== DATASET CONTENT ==

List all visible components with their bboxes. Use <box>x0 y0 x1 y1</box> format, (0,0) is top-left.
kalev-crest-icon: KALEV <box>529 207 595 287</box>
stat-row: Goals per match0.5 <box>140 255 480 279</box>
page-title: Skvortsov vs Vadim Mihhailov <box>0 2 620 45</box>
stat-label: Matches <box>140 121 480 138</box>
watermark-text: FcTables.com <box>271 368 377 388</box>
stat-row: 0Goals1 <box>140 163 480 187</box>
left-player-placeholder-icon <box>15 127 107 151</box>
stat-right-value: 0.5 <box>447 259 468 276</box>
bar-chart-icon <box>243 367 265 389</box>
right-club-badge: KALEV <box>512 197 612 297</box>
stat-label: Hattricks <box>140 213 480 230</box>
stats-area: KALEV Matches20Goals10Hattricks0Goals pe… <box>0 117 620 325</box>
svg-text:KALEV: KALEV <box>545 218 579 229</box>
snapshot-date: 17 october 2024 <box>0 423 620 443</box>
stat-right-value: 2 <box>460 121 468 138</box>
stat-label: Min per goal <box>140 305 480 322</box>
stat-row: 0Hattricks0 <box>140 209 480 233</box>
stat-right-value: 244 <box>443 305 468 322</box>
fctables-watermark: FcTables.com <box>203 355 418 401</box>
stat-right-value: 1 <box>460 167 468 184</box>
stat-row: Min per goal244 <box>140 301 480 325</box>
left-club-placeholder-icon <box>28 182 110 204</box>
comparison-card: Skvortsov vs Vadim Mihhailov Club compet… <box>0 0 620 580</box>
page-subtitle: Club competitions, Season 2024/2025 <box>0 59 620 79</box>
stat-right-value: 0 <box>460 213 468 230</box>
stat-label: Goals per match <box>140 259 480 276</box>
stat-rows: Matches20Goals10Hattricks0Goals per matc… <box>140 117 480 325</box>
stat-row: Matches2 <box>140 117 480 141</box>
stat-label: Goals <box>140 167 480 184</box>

===
== DATASET CONTENT ==

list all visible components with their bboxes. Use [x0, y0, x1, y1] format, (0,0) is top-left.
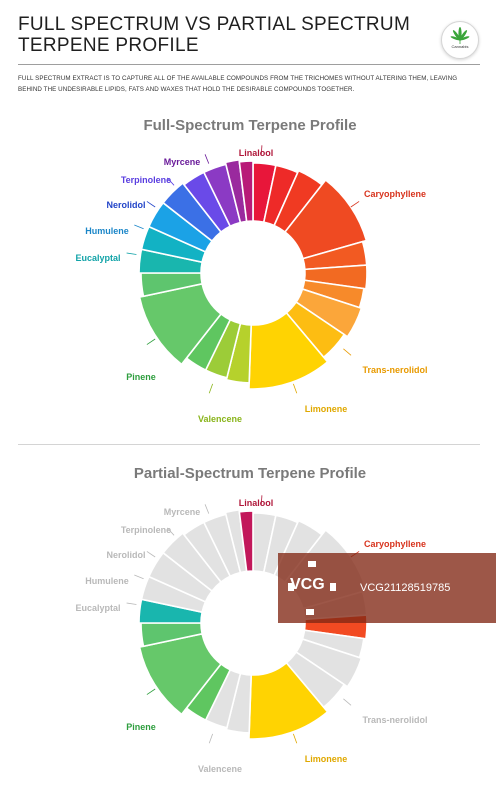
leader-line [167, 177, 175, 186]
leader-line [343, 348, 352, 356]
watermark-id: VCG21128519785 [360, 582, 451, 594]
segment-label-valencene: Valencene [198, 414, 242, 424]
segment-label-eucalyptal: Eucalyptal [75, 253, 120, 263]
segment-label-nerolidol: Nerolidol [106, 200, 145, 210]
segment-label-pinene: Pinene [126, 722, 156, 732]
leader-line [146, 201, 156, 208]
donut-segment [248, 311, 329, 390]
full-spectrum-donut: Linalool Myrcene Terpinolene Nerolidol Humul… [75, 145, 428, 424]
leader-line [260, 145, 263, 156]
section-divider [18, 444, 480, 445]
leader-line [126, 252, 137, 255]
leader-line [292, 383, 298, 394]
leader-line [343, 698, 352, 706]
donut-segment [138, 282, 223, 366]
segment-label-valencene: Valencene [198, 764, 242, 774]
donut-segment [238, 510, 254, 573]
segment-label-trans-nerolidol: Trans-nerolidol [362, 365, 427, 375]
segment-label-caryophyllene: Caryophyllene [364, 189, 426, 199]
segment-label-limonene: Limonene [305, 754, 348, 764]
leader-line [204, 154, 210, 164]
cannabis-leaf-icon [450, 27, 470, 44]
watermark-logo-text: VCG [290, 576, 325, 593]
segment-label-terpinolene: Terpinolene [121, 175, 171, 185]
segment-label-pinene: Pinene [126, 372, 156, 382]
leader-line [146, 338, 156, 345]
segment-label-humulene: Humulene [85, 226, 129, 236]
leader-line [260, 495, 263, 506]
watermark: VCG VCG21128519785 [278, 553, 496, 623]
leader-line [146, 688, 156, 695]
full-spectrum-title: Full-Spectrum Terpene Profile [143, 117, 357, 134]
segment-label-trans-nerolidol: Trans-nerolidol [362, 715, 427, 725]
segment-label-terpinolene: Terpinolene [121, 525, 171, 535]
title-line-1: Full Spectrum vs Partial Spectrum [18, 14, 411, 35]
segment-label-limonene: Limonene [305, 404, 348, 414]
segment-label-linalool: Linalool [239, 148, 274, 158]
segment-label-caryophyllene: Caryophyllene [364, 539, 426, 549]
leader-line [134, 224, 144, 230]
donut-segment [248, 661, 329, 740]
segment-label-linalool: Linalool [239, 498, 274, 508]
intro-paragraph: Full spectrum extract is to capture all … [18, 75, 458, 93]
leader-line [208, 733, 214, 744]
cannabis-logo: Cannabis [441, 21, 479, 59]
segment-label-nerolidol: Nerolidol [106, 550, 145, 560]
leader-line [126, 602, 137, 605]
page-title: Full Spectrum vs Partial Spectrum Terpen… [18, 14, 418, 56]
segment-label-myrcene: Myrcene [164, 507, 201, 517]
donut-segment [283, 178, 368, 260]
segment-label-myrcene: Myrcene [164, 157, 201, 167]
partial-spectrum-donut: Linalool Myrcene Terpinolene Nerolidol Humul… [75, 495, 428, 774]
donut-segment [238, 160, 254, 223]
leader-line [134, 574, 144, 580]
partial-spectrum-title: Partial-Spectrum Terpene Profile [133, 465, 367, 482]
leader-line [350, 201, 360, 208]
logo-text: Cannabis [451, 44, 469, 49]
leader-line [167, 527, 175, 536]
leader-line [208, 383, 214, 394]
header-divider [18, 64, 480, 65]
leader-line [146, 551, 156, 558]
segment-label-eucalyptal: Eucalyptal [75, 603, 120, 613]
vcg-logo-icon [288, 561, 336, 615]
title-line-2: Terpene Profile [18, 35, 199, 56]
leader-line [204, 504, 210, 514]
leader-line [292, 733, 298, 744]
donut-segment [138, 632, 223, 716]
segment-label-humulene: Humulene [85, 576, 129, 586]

===
== DATASET CONTENT ==

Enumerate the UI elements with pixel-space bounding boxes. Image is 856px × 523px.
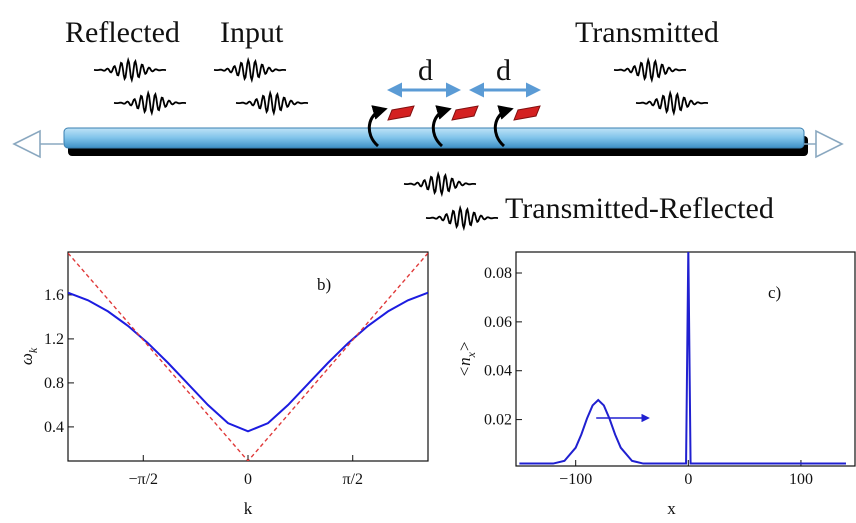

===

WHAT IS REQUIRED –
Can you write out the material again between the lines holding "List all visible components with their bboxes. Use <box>x0" and "stat-row: 0Goals1 <box>140 163 480 187</box>", inclusive, switching "stat-row" to "stat-line" and leaving everything else unchanged?

RESULT OF THIS TASK –
List all visible components with their bboxes. Use <box>x0 y0 x1 y1</box> format, (0,0) is top-left.
kalev-crest-icon: KALEV <box>529 207 595 287</box>
stat-line: Goals per match0.5 <box>140 255 480 279</box>
page-title: Skvortsov vs Vadim Mihhailov <box>0 2 620 45</box>
stat-label: Matches <box>140 121 480 138</box>
watermark-text: FcTables.com <box>271 368 377 388</box>
stat-line: 0Goals1 <box>140 163 480 187</box>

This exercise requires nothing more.